TEXTO PARA ANÁLISE ▸
**********
Aconteciam duas revoltas contra o governo de Floriano Peixoto, acusado de pouco amigo da Constituição. Sua resposta saiu por bocas de canhões estatais e pistolas particulares. Cidadãos organizaram “batalhões patrióticos”, que caçavam adversários pelas ruas a porrete ou baioneta, guardando mais o presidente que a pátria.

Isso faz mais de século, mas “a moda de morrer” a que aludiu Machado voltou à toda. Além da pandemia cancelando serpentina, o governo faz sua parte, animado a distribuir pólvora. Como nos anos Floriano, esforça-se mais em garantir o armamento de seus fiéis que em atacar a crise sanitária. Raul Jungmann o denunciou em carta ao STF: o “armamento da cidadania para ‘a defesa da liberdade’ evoca o terrível flagelo da guerra civil, e do massacre de brasileiros por brasileiros”. Quem alerta não é nenhum petista, mas o ministro da Defesa de Temer.
**********
DADOS DE ENTRADA ▸
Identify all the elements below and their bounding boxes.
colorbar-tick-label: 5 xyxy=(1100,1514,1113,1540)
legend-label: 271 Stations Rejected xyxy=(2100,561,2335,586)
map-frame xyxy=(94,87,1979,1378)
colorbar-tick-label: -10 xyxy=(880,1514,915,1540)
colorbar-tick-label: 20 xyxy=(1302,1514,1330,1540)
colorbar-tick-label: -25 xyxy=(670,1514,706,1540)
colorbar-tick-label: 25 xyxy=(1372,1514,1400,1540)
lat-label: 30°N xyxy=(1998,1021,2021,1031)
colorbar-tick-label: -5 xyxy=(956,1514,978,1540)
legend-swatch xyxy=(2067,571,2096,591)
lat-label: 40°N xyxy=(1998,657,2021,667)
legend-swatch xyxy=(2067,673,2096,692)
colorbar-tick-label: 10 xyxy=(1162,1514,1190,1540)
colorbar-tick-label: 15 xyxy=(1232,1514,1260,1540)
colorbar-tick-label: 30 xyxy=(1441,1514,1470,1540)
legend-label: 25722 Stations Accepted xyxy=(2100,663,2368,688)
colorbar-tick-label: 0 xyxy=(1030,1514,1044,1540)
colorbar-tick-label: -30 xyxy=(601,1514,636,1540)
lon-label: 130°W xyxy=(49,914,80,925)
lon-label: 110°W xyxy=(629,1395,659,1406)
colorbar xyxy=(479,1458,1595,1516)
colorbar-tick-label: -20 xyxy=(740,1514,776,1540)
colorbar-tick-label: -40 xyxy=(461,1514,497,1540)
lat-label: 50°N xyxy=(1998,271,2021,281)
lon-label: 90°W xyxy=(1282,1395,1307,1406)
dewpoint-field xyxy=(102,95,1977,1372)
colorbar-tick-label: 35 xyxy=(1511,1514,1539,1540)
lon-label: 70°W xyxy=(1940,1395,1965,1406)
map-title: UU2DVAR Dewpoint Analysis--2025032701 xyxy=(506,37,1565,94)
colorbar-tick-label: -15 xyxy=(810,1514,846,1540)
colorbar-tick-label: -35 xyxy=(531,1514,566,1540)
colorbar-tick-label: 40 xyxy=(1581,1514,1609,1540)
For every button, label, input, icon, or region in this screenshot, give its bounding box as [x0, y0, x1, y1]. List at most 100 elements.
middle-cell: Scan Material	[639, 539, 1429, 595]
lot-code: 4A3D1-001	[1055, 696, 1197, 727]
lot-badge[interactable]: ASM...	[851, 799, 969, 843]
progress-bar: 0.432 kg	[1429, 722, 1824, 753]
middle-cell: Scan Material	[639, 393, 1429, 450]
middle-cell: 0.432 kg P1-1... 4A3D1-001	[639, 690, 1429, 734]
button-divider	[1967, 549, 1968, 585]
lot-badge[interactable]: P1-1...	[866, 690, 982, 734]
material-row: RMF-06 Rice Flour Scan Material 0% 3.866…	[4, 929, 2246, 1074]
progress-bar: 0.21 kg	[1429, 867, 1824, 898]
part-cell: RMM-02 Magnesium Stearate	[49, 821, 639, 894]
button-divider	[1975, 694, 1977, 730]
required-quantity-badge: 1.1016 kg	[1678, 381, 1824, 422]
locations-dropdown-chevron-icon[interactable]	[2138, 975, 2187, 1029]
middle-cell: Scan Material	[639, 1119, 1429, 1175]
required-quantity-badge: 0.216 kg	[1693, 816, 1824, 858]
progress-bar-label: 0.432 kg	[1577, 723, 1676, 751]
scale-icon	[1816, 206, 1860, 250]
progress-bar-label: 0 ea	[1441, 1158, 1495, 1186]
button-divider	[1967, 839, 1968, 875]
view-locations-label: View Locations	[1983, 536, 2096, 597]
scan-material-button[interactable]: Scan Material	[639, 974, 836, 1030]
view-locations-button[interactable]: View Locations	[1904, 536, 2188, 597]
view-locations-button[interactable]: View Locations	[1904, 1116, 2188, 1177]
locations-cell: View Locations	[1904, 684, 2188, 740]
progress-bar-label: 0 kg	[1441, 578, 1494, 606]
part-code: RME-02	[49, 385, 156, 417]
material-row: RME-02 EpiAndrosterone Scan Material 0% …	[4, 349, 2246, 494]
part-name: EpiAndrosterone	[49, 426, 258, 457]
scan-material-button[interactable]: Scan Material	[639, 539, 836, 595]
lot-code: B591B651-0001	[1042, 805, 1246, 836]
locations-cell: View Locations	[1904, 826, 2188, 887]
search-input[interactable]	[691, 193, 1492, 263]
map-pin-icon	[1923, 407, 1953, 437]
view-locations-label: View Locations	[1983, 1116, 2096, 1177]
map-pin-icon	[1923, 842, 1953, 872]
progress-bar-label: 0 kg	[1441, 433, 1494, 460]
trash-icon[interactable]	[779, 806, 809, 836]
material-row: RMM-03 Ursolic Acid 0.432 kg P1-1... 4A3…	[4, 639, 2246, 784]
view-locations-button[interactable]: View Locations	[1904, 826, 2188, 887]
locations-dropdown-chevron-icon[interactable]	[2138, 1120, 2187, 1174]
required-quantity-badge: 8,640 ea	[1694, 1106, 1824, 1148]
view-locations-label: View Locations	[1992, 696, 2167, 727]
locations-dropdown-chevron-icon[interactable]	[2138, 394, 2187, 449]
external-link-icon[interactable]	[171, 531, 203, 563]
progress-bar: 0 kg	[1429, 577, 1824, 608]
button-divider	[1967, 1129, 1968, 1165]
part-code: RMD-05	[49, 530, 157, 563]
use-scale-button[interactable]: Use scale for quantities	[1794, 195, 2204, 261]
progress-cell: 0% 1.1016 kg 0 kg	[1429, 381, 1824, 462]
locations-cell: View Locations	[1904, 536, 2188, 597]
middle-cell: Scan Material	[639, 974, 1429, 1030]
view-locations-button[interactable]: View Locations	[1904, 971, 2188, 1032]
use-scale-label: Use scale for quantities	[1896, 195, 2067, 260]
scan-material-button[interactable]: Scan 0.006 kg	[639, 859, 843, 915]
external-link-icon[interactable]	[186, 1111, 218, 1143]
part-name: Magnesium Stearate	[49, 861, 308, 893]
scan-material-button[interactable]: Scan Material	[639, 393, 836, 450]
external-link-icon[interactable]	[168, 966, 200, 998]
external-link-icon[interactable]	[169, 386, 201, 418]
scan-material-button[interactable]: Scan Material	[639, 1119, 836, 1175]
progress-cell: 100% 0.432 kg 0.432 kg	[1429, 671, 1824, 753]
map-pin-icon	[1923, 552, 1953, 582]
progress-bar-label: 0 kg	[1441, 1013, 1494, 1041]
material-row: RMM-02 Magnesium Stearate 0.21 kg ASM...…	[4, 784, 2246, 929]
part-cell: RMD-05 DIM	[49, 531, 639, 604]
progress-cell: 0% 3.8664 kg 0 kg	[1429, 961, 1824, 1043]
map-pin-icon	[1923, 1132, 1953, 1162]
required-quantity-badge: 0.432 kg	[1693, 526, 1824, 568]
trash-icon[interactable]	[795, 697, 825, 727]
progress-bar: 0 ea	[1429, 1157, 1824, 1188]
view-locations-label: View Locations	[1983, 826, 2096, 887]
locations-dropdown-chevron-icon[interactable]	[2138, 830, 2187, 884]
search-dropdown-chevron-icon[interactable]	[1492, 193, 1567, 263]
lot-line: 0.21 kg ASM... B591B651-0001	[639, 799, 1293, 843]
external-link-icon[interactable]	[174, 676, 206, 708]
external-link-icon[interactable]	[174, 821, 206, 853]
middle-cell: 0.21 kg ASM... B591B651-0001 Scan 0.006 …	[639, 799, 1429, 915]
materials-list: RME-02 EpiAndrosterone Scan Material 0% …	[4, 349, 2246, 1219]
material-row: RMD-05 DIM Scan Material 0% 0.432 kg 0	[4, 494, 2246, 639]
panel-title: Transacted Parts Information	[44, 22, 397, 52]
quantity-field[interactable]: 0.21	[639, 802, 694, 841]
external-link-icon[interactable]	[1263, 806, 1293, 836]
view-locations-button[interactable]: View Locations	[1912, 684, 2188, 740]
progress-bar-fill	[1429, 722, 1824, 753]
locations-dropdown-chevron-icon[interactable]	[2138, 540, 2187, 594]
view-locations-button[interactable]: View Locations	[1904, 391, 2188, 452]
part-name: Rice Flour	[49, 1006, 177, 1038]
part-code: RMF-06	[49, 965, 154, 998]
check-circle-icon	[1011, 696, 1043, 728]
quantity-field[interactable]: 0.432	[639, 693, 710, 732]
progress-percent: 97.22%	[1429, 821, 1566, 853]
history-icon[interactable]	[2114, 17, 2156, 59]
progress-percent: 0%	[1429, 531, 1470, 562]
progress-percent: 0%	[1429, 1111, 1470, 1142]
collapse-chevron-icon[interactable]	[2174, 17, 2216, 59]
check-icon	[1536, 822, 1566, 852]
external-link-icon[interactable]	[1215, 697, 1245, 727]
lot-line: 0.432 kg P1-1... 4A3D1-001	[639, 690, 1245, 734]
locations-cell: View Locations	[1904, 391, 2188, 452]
**********
TAREFAS PROPOSTAS ▸
1. Responda, com base no texto sobre Floriano Peixoto:
(a) De que o governo de Floriano Peixoto era acusado?
(b) Com que armas os "batalhões patrióticos" caçavam adversários pelas ruas?
(c) A quem Raul Jungmann dirigiu sua carta de denúncia?
2. Reescreva de forma mais curta o parágrafo do texto sobre Floriano Peixoto que começa com "Isso faz mais de século". Mantenha os fatos principais.
3. Prossiga o texto sobre Floriano Peixoto e o governo atual a partir do ponto em que ele termina.
As linhas não têm nenhum papel nestas atividades.

RESPOSTAS NUMERADAS ▸
1.
(a) De ser pouco amigo da Constituição.
(b) A porrete ou baioneta.
(c) Ao STF.

2. Mais de um século depois, "a moda de morrer" mencionada por Machado voltou com força. Além da pandemia, o governo incentiva a distribuição de armas. Como nos anos de Floriano, empenha-se mais em armar seus fiéis do que em combater a crise sanitária. Raul Jungmann, que foi ministro da Defesa de Temer e não é petista, denunciou isso em carta ao STF. Segundo ele, armar a cidadania "para a defesa da liberdade" evoca a guerra civil e o massacre de brasileiros por brasileiros.

3.
O próprio governo se militariza, com profusão de fardados em postos-chave —justificada pelas capacidades logísticas tão evidenciadas na marcha da Covid em Manaus. A ocupação militar da administração gera ineficiências e cria animosidades entre políticos e Exército. Tensões que espocam em conflitos miúdos, vocacionados a se agigantar. Foi assim nos meses que precederam os movimentos de resistência a Floriano, com pequenos incidentes violentos em várias partes do país.

Os tempos remetem aos de Machado igualmente quando se olha o lado oposicionista. Os republicanos avessos à militarização do Estado e os monarquistas desgostosos com a República combateram o florianismo em separado. Duas oposições, à esquerda e à direita. Enquanto ficaram de muxoxo uma com a outra, o presidente as venceu, uma de cada vez.

E o fez à força. Decretou estado de sítio, censurou a imprensa, prendeu e desterrou dezenas ao ostracismo, no exterior ou no Amazonas —para onde, como agora, ninguém gostaria de ir. Seus seguidores alucinados descarregavam armas e, na falta de munição, cortavam cabeças de adversários. Os derrotados catarinenses amargariam, além da carnificina, a renomeação de sua capital (antes Desterro) em homenagem ao Marechal de Ferro. O Mito atual também se enfatuaria se seus sequazes rebatizassem a terra de Doria de Bolsonarópolis.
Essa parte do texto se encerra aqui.